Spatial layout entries
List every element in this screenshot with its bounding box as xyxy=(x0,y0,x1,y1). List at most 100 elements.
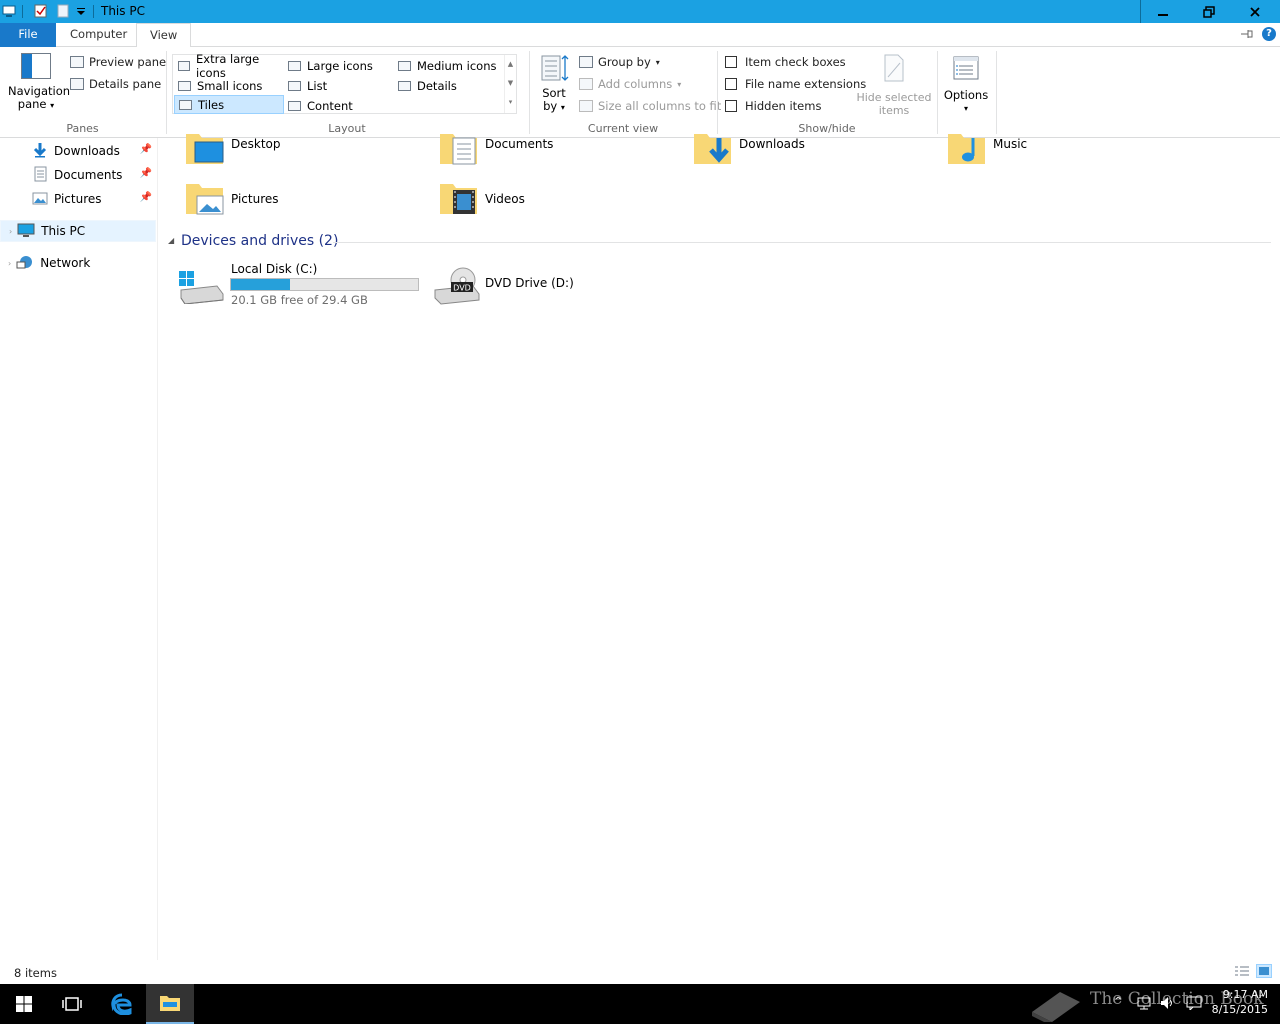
add-columns-icon xyxy=(579,78,593,90)
new-folder-icon[interactable] xyxy=(56,4,70,18)
group-divider xyxy=(937,51,938,134)
item-check-boxes-toggle[interactable]: Item check boxes xyxy=(725,55,846,69)
add-columns-button[interactable]: Add columns ▾ xyxy=(579,77,681,91)
layout-small-icons[interactable]: Small icons xyxy=(174,76,284,95)
large-icons-view-icon[interactable] xyxy=(1256,964,1272,978)
list-icon xyxy=(288,80,301,91)
drive-tile-c[interactable]: Local Disk (C:) 20.1 GB free of 29.4 GB xyxy=(177,262,427,308)
hidden-items-toggle[interactable]: Hidden items xyxy=(725,99,821,113)
layout-option-label: Large icons xyxy=(307,58,373,73)
gallery-scroller[interactable]: ▲ ▼ ▾ xyxy=(504,55,516,113)
tab-computer[interactable]: Computer xyxy=(57,23,140,47)
hide-selected-icon xyxy=(882,53,906,83)
volume-icon[interactable] xyxy=(1160,996,1176,1013)
task-view-button[interactable] xyxy=(48,984,96,1024)
size-columns-button[interactable]: Size all columns to fit xyxy=(579,99,721,113)
clock[interactable]: 9:17 AM 8/15/2015 xyxy=(1208,987,1268,1017)
nav-item-network[interactable]: › Network xyxy=(0,252,156,274)
preview-pane-icon xyxy=(70,56,84,68)
hide-selected-label: Hide selected xyxy=(856,91,932,104)
group-header-devices[interactable]: Devices and drives (2) xyxy=(181,233,338,249)
layout-extra-large-icons[interactable]: Extra large icons xyxy=(174,52,284,80)
tab-view[interactable]: View xyxy=(136,23,192,48)
group-by-icon xyxy=(579,56,593,68)
layout-gallery: Extra large icons Large icons Medium ico… xyxy=(172,52,517,115)
folder-label: Music xyxy=(993,137,1028,151)
group-by-button[interactable]: Group by ▾ xyxy=(579,55,660,69)
layout-option-label: Tiles xyxy=(198,97,225,112)
drive-usage-bar xyxy=(230,278,419,291)
folder-tile-pictures[interactable]: Pictures xyxy=(185,182,279,216)
minimize-button[interactable] xyxy=(1140,0,1186,23)
divider xyxy=(22,5,23,18)
collapse-group-icon[interactable]: ◢ xyxy=(168,236,174,245)
content-area: Desktop Documents Downloads Music Pictur… xyxy=(159,134,1280,960)
close-button[interactable] xyxy=(1232,0,1278,23)
file-name-extensions-toggle[interactable]: File name extensions xyxy=(725,77,866,91)
chevron-right-icon[interactable]: › xyxy=(8,259,11,268)
small-icons-icon xyxy=(178,80,191,91)
properties-icon[interactable] xyxy=(34,4,48,18)
nav-item-pictures[interactable]: Pictures 📌 xyxy=(0,188,156,210)
notifications-icon[interactable] xyxy=(1186,996,1202,1013)
layout-tiles[interactable]: Tiles xyxy=(174,95,284,114)
drive-tile-d[interactable]: DVD DVD Drive (D:) xyxy=(433,262,683,308)
layout-option-label: Small icons xyxy=(197,78,263,93)
tab-file[interactable]: File xyxy=(0,23,56,47)
sort-by-button[interactable]: Sort by ▾ xyxy=(536,53,572,114)
pin-icon[interactable]: 📌 xyxy=(140,168,152,179)
desktop-folder-icon xyxy=(185,132,225,166)
navigation-pane-button[interactable]: Navigation pane ▾ xyxy=(8,53,70,112)
ribbon-tabs: File Computer View ? xyxy=(0,23,1280,48)
sort-by-label-2: by xyxy=(543,99,558,113)
title-bar: This PC xyxy=(0,0,1280,23)
content-icon xyxy=(288,100,301,111)
network-tray-icon[interactable] xyxy=(1136,996,1152,1013)
folder-tile-documents[interactable]: Documents xyxy=(439,132,553,166)
pin-ribbon-icon[interactable] xyxy=(1240,28,1254,43)
local-disk-icon xyxy=(177,270,225,307)
computer-icon[interactable] xyxy=(2,4,16,18)
documents-folder-icon xyxy=(439,132,479,166)
layout-medium-icons[interactable]: Medium icons xyxy=(394,56,504,75)
layout-content[interactable]: Content xyxy=(284,96,394,115)
folder-tile-downloads[interactable]: Downloads xyxy=(693,132,805,166)
documents-icon xyxy=(32,166,48,185)
chevron-down-icon: ▾ xyxy=(50,101,55,110)
help-icon[interactable]: ? xyxy=(1262,27,1276,41)
folder-tile-videos[interactable]: Videos xyxy=(439,182,525,216)
folder-tile-desktop[interactable]: Desktop xyxy=(185,132,281,166)
layout-large-icons[interactable]: Large icons xyxy=(284,56,394,75)
folder-label: Pictures xyxy=(231,192,279,206)
hide-selected-items-button[interactable]: Hide selected items xyxy=(856,53,932,117)
details-pane-icon xyxy=(70,78,84,90)
tiles-icon xyxy=(179,99,192,110)
group-header-line xyxy=(333,242,1271,243)
file-explorer-taskbar-icon[interactable] xyxy=(146,984,194,1024)
nav-item-documents[interactable]: Documents 📌 xyxy=(0,164,156,186)
drive-free-space: 20.1 GB free of 29.4 GB xyxy=(231,293,368,307)
pin-icon[interactable]: 📌 xyxy=(140,144,152,155)
hide-selected-label-2: items xyxy=(878,104,910,117)
layout-details[interactable]: Details xyxy=(394,76,504,95)
pin-icon[interactable]: 📌 xyxy=(140,192,152,203)
edge-browser-icon[interactable] xyxy=(98,984,146,1024)
options-button[interactable]: Options ▾ xyxy=(942,53,990,115)
chevron-right-icon[interactable]: › xyxy=(9,227,12,236)
details-pane-button[interactable]: Details pane xyxy=(70,77,161,91)
layout-list[interactable]: List xyxy=(284,76,394,95)
start-button[interactable] xyxy=(0,984,48,1024)
divider xyxy=(93,5,94,18)
chevron-up-icon[interactable]: ^ xyxy=(1114,996,1122,1007)
ribbon: Navigation pane ▾ Preview pane Details p… xyxy=(0,47,1280,138)
checkbox-icon xyxy=(725,78,737,90)
nav-item-label: Downloads xyxy=(54,144,120,158)
nav-item-downloads[interactable]: Downloads 📌 xyxy=(0,140,156,162)
preview-pane-button[interactable]: Preview pane xyxy=(70,55,166,69)
customize-toolbar-icon[interactable] xyxy=(76,6,90,20)
details-view-icon[interactable] xyxy=(1234,965,1250,980)
folder-tile-music[interactable]: Music xyxy=(947,132,1027,166)
nav-item-this-pc[interactable]: › This PC xyxy=(0,220,156,242)
network-icon xyxy=(16,254,34,273)
restore-button[interactable] xyxy=(1186,0,1232,23)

§ **Task requirements**: Give back each of the records above word for word, skipping the pictures.

§ **Written answer**:
List every element in this screenshot with its bounding box as xyxy=(x0,y0,x1,y1). List at most 100 elements.
add-columns-icon xyxy=(579,78,593,90)
new-folder-icon[interactable] xyxy=(56,4,70,18)
group-divider xyxy=(937,51,938,134)
item-check-boxes-toggle[interactable]: Item check boxes xyxy=(725,55,846,69)
add-columns-button[interactable]: Add columns ▾ xyxy=(579,77,681,91)
layout-small-icons[interactable]: Small icons xyxy=(174,76,284,95)
large-icons-view-icon[interactable] xyxy=(1256,964,1272,978)
list-icon xyxy=(288,80,301,91)
drive-tile-c[interactable]: Local Disk (C:) 20.1 GB free of 29.4 GB xyxy=(177,262,427,308)
hidden-items-toggle[interactable]: Hidden items xyxy=(725,99,821,113)
layout-option-label: Large icons xyxy=(307,58,373,73)
gallery-scroller[interactable]: ▲ ▼ ▾ xyxy=(504,55,516,113)
tab-computer[interactable]: Computer xyxy=(57,23,140,47)
hide-selected-icon xyxy=(882,53,906,83)
volume-icon[interactable] xyxy=(1160,996,1176,1013)
task-view-button[interactable] xyxy=(48,984,96,1024)
size-columns-button[interactable]: Size all columns to fit xyxy=(579,99,721,113)
clock[interactable]: 9:17 AM 8/15/2015 xyxy=(1208,987,1268,1017)
nav-item-network[interactable]: › Network xyxy=(0,252,156,274)
preview-pane-icon xyxy=(70,56,84,68)
hide-selected-label: Hide selected xyxy=(856,91,932,104)
group-header-devices[interactable]: Devices and drives (2) xyxy=(181,233,338,249)
layout-extra-large-icons[interactable]: Extra large icons xyxy=(174,52,284,80)
tab-view[interactable]: View xyxy=(136,23,192,48)
group-by-icon xyxy=(579,56,593,68)
layout-gallery: Extra large icons Large icons Medium ico… xyxy=(172,52,517,115)
folder-label: Music xyxy=(993,137,1028,151)
group-by-button[interactable]: Group by ▾ xyxy=(579,55,660,69)
layout-option-label: Tiles xyxy=(198,97,225,112)
drive-usage-bar xyxy=(230,278,419,291)
folder-tile-pictures[interactable]: Pictures xyxy=(185,182,279,216)
minimize-button[interactable] xyxy=(1140,0,1186,23)
divider xyxy=(22,5,23,18)
collapse-group-icon[interactable]: ◢ xyxy=(168,236,174,245)
content-area: Desktop Documents Downloads Music Pictur… xyxy=(159,134,1280,960)
close-button[interactable] xyxy=(1232,0,1278,23)
file-name-extensions-toggle[interactable]: File name extensions xyxy=(725,77,866,91)
chevron-right-icon[interactable]: › xyxy=(8,259,11,268)
small-icons-icon xyxy=(178,80,191,91)
properties-icon[interactable] xyxy=(34,4,48,18)
nav-item-pictures[interactable]: Pictures 📌 xyxy=(0,188,156,210)
notifications-icon[interactable] xyxy=(1186,996,1202,1013)
layout-tiles[interactable]: Tiles xyxy=(174,95,284,114)
drive-tile-d[interactable]: DVD DVD Drive (D:) xyxy=(433,262,683,308)
layout-option-label: Small icons xyxy=(197,78,263,93)
tab-file[interactable]: File xyxy=(0,23,56,47)
sort-by-button[interactable]: Sort by ▾ xyxy=(536,53,572,114)
pin-icon[interactable]: 📌 xyxy=(140,168,152,179)
desktop-folder-icon xyxy=(185,132,225,166)
navigation-pane-button[interactable]: Navigation pane ▾ xyxy=(8,53,70,112)
ribbon-tabs: File Computer View ? xyxy=(0,23,1280,48)
sort-by-label-2: by xyxy=(543,99,558,113)
title-bar: This PC xyxy=(0,0,1280,23)
content-icon xyxy=(288,100,301,111)
network-tray-icon[interactable] xyxy=(1136,996,1152,1013)
folder-tile-documents[interactable]: Documents xyxy=(439,132,553,166)
pin-ribbon-icon[interactable] xyxy=(1240,28,1254,43)
local-disk-icon xyxy=(177,270,225,307)
computer-icon[interactable] xyxy=(2,4,16,18)
documents-folder-icon xyxy=(439,132,479,166)
layout-medium-icons[interactable]: Medium icons xyxy=(394,56,504,75)
layout-content[interactable]: Content xyxy=(284,96,394,115)
folder-tile-downloads[interactable]: Downloads xyxy=(693,132,805,166)
documents-icon xyxy=(32,166,48,185)
chevron-down-icon: ▾ xyxy=(50,101,55,110)
help-icon[interactable]: ? xyxy=(1262,27,1276,41)
folder-tile-videos[interactable]: Videos xyxy=(439,182,525,216)
folder-tile-desktop[interactable]: Desktop xyxy=(185,132,281,166)
layout-large-icons[interactable]: Large icons xyxy=(284,56,394,75)
folder-label: Pictures xyxy=(231,192,279,206)
hide-selected-items-button[interactable]: Hide selected items xyxy=(856,53,932,117)
details-pane-icon xyxy=(70,78,84,90)
tiles-icon xyxy=(179,99,192,110)
group-header-line xyxy=(333,242,1271,243)
file-explorer-taskbar-icon[interactable] xyxy=(146,984,194,1024)
nav-item-documents[interactable]: Documents 📌 xyxy=(0,164,156,186)
drive-free-space: 20.1 GB free of 29.4 GB xyxy=(231,293,368,307)
pin-icon[interactable]: 📌 xyxy=(140,144,152,155)
hide-selected-label-2: items xyxy=(878,104,910,117)
layout-details[interactable]: Details xyxy=(394,76,504,95)
pin-icon[interactable]: 📌 xyxy=(140,192,152,203)
edge-browser-icon[interactable] xyxy=(98,984,146,1024)
options-button[interactable]: Options ▾ xyxy=(942,53,990,115)
chevron-right-icon[interactable]: › xyxy=(9,227,12,236)
details-pane-button[interactable]: Details pane xyxy=(70,77,161,91)
layout-list[interactable]: List xyxy=(284,76,394,95)
start-button[interactable] xyxy=(0,984,48,1024)
divider xyxy=(93,5,94,18)
chevron-up-icon[interactable]: ^ xyxy=(1114,996,1122,1007)
ribbon: Navigation pane ▾ Preview pane Details p… xyxy=(0,47,1280,138)
checkbox-icon xyxy=(725,78,737,90)
nav-item-label: Downloads xyxy=(54,144,120,158)
nav-item-downloads[interactable]: Downloads 📌 xyxy=(0,140,156,162)
preview-pane-button[interactable]: Preview pane xyxy=(70,55,166,69)
customize-toolbar-icon[interactable] xyxy=(76,6,90,20)
details-view-icon[interactable] xyxy=(1234,965,1250,980)
folder-tile-music[interactable]: Music xyxy=(947,132,1027,166)
nav-item-this-pc[interactable]: › This PC xyxy=(0,220,156,242)
network-icon xyxy=(16,254,34,273)
restore-button[interactable] xyxy=(1186,0,1232,23)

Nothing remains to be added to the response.